**SET TASK:**
Pull out every line below holding the word "colloque".
═════ MATERIAL PROVIDED ═════
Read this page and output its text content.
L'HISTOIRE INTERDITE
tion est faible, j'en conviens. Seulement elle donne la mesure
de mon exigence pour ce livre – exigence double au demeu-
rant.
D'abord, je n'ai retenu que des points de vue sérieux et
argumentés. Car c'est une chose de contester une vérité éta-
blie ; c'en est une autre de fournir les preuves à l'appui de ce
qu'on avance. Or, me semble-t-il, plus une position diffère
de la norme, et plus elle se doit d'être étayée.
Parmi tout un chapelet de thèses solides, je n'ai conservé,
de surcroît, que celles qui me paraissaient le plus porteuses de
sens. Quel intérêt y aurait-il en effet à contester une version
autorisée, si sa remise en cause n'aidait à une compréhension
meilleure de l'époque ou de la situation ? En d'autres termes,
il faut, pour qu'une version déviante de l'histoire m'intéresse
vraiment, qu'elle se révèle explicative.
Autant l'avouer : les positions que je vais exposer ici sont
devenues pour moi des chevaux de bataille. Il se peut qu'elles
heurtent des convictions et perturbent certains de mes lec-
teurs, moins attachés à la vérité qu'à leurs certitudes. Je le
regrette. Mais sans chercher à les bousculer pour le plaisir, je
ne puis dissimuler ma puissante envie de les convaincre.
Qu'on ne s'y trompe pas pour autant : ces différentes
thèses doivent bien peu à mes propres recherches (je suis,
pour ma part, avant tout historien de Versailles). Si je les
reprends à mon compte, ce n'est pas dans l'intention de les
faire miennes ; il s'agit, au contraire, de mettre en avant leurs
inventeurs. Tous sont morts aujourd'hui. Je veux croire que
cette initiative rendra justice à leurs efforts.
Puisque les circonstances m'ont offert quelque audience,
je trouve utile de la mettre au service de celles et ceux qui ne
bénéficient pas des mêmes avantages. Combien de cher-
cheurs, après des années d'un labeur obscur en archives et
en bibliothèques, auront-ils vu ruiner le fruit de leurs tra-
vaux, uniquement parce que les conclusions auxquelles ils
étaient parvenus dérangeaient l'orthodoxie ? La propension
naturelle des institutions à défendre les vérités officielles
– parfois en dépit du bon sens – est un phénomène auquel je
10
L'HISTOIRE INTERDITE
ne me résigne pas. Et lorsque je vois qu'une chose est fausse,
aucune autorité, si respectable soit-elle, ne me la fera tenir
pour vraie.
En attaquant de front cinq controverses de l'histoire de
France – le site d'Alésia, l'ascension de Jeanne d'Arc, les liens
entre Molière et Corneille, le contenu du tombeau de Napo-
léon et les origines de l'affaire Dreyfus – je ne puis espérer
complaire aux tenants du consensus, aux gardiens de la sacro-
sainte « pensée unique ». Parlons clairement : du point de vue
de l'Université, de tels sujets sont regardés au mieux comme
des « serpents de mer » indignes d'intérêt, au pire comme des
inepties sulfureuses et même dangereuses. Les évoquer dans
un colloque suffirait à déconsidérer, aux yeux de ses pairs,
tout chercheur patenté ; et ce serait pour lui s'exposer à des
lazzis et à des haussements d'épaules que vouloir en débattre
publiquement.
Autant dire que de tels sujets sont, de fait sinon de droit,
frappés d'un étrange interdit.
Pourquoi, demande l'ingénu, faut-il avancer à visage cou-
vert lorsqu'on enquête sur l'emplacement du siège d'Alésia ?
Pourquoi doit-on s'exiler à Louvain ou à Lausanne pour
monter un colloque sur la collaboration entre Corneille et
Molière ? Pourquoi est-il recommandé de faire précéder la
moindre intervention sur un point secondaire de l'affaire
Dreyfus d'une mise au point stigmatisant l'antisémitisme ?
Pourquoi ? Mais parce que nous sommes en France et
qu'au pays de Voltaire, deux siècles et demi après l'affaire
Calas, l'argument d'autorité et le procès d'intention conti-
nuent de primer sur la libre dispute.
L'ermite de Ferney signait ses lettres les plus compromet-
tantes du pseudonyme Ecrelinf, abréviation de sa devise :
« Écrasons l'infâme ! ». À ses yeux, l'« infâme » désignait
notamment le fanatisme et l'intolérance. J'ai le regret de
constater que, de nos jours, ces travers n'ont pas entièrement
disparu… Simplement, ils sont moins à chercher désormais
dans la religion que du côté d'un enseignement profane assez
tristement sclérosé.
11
═════
**EXERCISE OUTPUT:**
un colloque suffirait à déconsidérer, aux yeux de ses pairs,
monter un colloque sur la collaboration entre Corneille et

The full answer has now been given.